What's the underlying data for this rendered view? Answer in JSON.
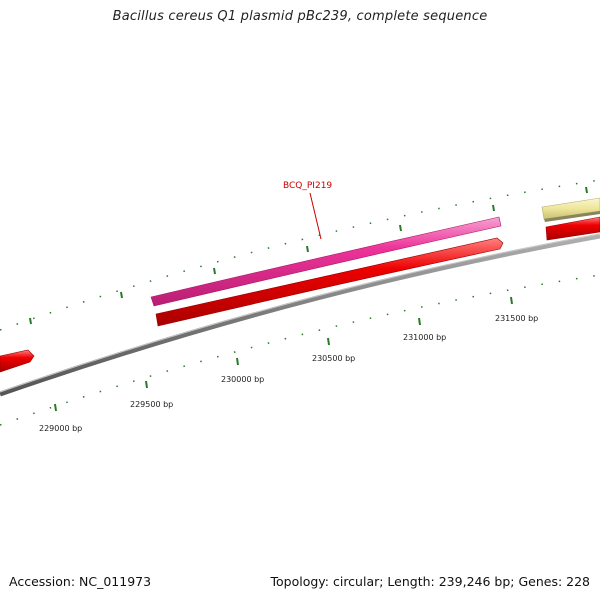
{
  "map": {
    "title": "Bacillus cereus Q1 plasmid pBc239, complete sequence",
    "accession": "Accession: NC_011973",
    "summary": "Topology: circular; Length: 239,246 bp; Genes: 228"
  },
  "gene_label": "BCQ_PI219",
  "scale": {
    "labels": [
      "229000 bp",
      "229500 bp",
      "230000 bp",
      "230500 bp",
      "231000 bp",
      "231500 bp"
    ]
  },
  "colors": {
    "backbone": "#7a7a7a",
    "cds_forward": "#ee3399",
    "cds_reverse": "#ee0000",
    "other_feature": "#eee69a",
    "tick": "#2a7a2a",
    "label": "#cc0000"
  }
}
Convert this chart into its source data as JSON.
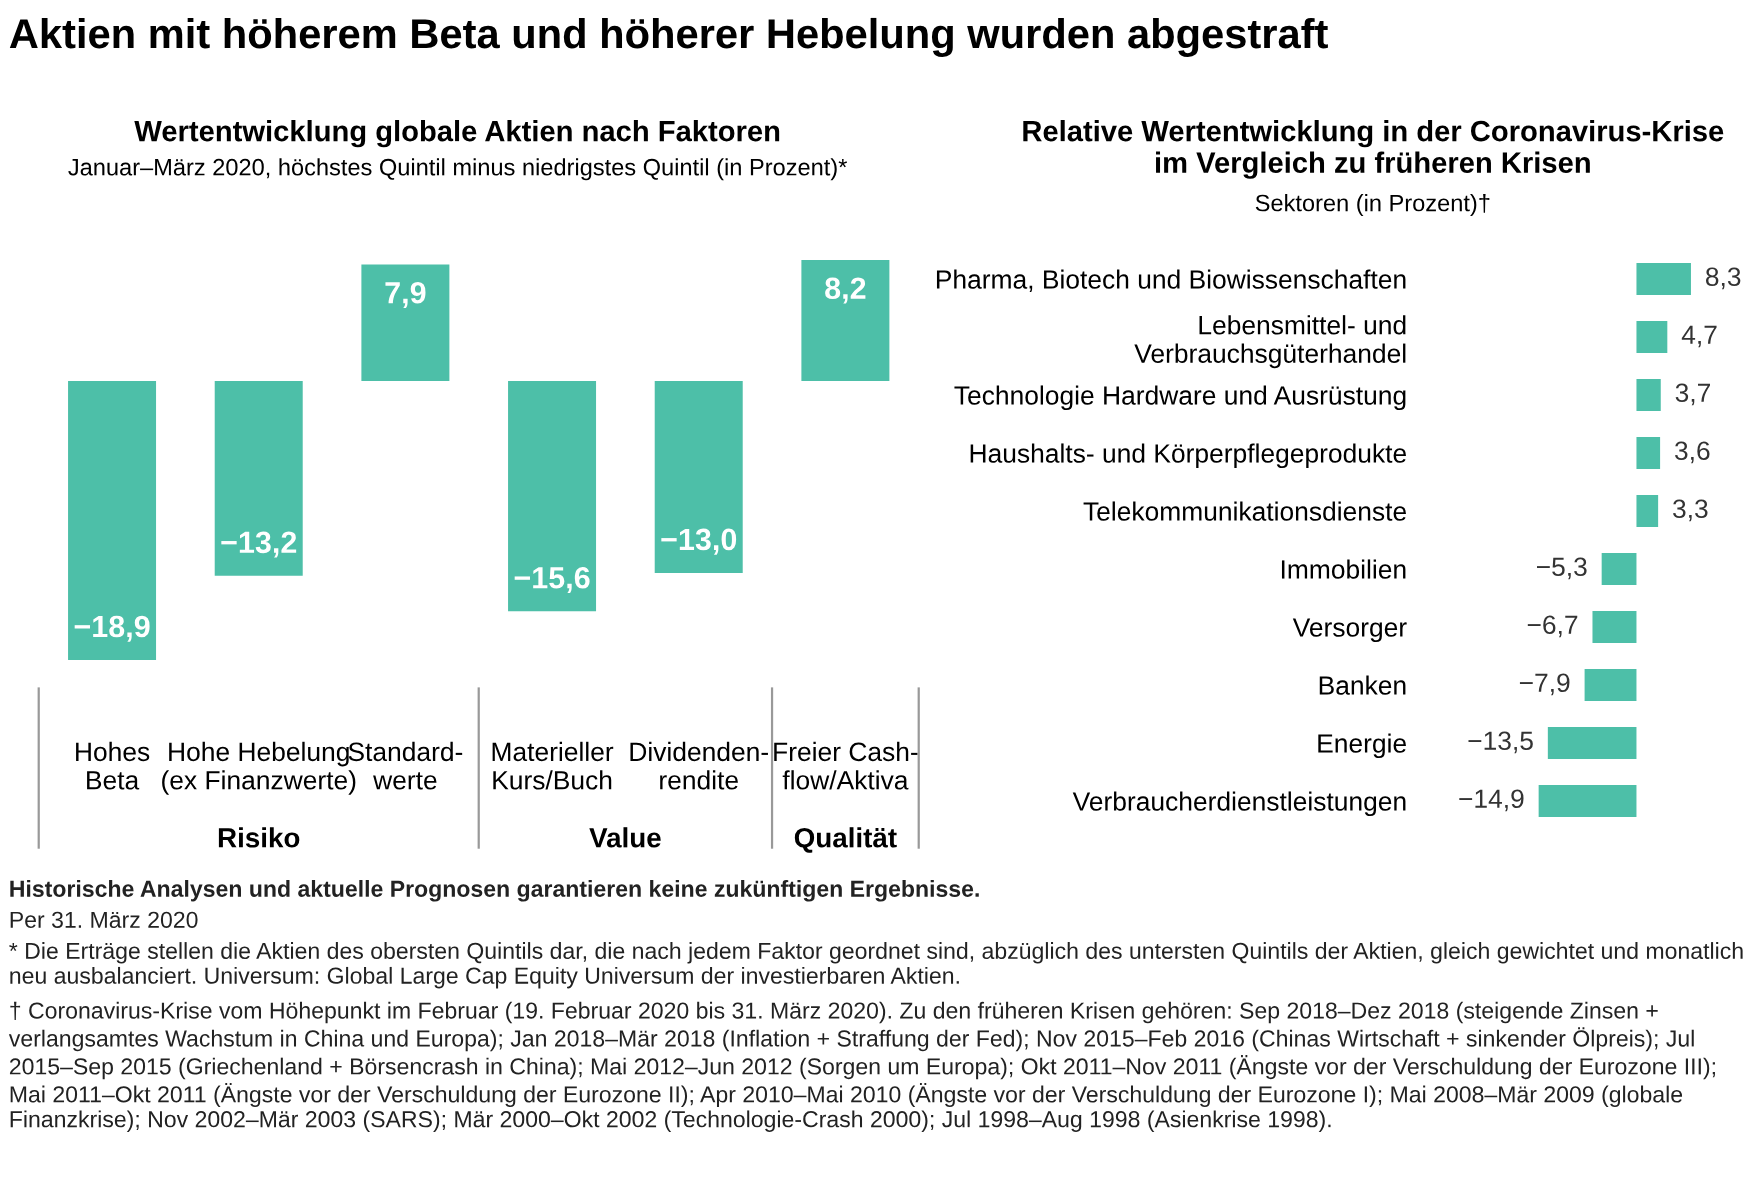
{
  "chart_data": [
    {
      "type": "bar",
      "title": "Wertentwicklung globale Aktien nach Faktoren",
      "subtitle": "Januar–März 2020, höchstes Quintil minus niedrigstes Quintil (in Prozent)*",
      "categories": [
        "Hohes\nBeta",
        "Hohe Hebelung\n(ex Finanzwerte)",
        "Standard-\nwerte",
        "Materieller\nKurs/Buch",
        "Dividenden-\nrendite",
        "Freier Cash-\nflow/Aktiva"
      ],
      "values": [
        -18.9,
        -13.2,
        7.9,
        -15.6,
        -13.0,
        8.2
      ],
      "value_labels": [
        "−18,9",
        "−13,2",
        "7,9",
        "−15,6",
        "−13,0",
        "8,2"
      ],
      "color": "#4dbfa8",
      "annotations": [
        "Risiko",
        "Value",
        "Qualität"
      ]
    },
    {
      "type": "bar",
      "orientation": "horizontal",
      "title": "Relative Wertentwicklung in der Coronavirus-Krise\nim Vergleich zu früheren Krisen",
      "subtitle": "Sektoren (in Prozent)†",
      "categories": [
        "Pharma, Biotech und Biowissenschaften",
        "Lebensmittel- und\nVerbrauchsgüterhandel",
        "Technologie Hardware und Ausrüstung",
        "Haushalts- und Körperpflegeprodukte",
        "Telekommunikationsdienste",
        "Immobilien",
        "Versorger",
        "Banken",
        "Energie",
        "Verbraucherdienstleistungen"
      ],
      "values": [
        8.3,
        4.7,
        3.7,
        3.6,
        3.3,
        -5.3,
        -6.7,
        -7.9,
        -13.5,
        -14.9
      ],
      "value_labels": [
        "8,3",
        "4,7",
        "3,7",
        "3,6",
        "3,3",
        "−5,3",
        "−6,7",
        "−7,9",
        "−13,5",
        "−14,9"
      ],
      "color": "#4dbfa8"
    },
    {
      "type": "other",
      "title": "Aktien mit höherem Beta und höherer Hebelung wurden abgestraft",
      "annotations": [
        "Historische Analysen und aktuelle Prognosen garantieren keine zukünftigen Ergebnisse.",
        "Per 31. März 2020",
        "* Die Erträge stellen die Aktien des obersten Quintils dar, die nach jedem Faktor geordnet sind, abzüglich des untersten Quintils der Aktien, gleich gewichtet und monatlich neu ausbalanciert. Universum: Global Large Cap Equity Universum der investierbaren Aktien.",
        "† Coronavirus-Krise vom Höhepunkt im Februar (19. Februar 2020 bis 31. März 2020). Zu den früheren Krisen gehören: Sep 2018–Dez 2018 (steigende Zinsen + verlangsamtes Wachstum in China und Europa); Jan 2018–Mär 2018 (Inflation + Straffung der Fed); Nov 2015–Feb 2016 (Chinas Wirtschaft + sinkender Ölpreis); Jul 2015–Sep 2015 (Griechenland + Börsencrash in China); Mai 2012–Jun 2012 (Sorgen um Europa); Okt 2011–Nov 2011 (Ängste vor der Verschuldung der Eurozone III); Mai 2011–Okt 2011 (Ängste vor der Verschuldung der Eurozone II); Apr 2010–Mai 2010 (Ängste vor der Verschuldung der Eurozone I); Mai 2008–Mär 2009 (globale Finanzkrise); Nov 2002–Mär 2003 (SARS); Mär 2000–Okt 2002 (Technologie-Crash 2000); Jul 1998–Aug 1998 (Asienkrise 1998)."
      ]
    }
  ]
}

****************************************

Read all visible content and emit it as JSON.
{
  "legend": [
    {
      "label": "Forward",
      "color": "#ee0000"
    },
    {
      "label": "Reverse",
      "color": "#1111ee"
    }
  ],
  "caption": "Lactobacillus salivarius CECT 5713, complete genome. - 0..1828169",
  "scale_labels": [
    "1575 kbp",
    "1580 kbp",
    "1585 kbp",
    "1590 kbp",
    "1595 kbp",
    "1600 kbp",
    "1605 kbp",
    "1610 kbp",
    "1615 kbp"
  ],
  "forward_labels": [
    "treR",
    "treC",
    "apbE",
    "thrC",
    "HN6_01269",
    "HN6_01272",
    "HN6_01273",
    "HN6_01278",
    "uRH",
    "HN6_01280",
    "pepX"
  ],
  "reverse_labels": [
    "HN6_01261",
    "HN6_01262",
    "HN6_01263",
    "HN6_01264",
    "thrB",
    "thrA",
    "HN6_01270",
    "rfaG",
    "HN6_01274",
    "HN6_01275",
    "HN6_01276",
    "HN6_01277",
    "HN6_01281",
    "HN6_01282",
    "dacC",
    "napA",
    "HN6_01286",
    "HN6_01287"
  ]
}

****************************************

**Aim of the task**. Read each line of the material, and wherever the word "complete" turns up, copy that line.

**Written response**.
    "title": "Bacillus cereus Q1 plasmid pBc239, complete sequence",
  "caption": "Lactobacillus salivarius CECT 5713, complete genome. - 0..1828169",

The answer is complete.